— WHAT YOU SHOULD DO —
Restate the full listing word for word and leave the pictures out.

Recorded data:
┄┄┄┄┄┄┄┄┄┄┄┄┄┄┄┄┄┄┄┄

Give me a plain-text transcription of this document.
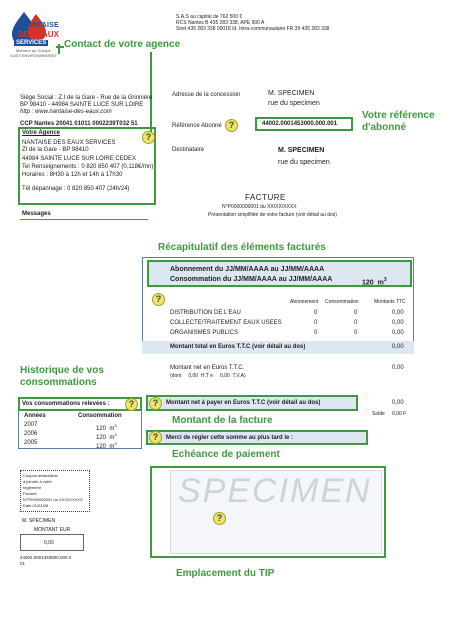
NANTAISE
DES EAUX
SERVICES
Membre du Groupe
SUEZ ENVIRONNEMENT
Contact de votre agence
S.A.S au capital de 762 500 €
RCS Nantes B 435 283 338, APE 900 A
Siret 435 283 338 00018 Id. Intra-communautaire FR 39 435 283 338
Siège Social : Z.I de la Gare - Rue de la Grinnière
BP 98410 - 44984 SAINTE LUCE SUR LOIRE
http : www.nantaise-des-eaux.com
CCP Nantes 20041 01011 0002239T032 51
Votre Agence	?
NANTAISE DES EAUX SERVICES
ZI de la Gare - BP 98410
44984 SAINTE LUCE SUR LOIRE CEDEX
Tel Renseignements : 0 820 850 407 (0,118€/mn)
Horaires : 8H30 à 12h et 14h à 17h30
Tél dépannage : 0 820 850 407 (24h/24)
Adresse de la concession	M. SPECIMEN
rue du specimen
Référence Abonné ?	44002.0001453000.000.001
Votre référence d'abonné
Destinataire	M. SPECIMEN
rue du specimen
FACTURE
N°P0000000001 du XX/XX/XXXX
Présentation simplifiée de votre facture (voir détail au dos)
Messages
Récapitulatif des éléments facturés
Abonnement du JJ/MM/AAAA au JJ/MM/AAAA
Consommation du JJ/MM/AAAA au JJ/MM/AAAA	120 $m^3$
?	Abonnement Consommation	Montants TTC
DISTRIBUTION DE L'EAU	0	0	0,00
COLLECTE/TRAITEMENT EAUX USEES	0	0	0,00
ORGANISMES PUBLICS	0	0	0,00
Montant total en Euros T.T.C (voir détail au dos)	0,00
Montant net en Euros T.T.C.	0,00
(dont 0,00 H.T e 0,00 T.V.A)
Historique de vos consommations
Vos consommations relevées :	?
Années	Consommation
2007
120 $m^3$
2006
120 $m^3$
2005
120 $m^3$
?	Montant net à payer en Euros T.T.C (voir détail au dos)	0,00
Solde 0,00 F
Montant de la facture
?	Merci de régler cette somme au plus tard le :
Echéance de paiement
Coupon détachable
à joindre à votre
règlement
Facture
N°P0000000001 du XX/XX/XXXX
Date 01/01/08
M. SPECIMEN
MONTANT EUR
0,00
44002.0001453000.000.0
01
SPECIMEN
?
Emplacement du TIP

┄┄┄┄┄┄┄┄┄┄┄┄┄┄┄┄┄┄┄┄

— ANSWER TO THE PROBLEM —
Give me a plain-text transcription of this document.
NANTAISE
DES EAUX
SERVICES
Membre du Groupe
SUEZ ENVIRONNEMENT
Contact de votre agence
S.A.S au capital de 762 500 €
RCS Nantes B 435 283 338, APE 900 A
Siret 435 283 338 00018 Id. Intra-communautaire FR 39 435 283 338
Siège Social : Z.I de la Gare - Rue de la Grinnière
BP 98410 - 44984 SAINTE LUCE SUR LOIRE
http : www.nantaise-des-eaux.com
CCP Nantes 20041 01011 0002239T032 51
Votre Agence	?
NANTAISE DES EAUX SERVICES
ZI de la Gare - BP 98410
44984 SAINTE LUCE SUR LOIRE CEDEX
Tel Renseignements : 0 820 850 407 (0,118€/mn)
Horaires : 8H30 à 12h et 14h à 17h30
Tél dépannage : 0 820 850 407 (24h/24)
Adresse de la concession	M. SPECIMEN
rue du specimen
Référence Abonné ?	44002.0001453000.000.001
Votre référence d'abonné
Destinataire	M. SPECIMEN
rue du specimen
FACTURE
N°P0000000001 du XX/XX/XXXX
Présentation simplifiée de votre facture (voir détail au dos)
Messages
Récapitulatif des éléments facturés
Abonnement du JJ/MM/AAAA au JJ/MM/AAAA
Consommation du JJ/MM/AAAA au JJ/MM/AAAA	120 $m^3$
?	Abonnement Consommation	Montants TTC
DISTRIBUTION DE L'EAU	0	0	0,00
COLLECTE/TRAITEMENT EAUX USEES	0	0	0,00
ORGANISMES PUBLICS	0	0	0,00
Montant total en Euros T.T.C (voir détail au dos)	0,00
Montant net en Euros T.T.C.	0,00
(dont 0,00 H.T e 0,00 T.V.A)
Historique de vos consommations
Vos consommations relevées :	?
Années	Consommation
2007
120 $m^3$
2006
120 $m^3$
2005
120 $m^3$
?	Montant net à payer en Euros T.T.C (voir détail au dos)	0,00
Solde 0,00 F
Montant de la facture
?	Merci de régler cette somme au plus tard le :
Echéance de paiement
Coupon détachable
à joindre à votre
règlement
Facture
N°P0000000001 du XX/XX/XXXX
Date 01/01/08
M. SPECIMEN
MONTANT EUR
0,00
44002.0001453000.000.0
01
SPECIMEN
?
Emplacement du TIP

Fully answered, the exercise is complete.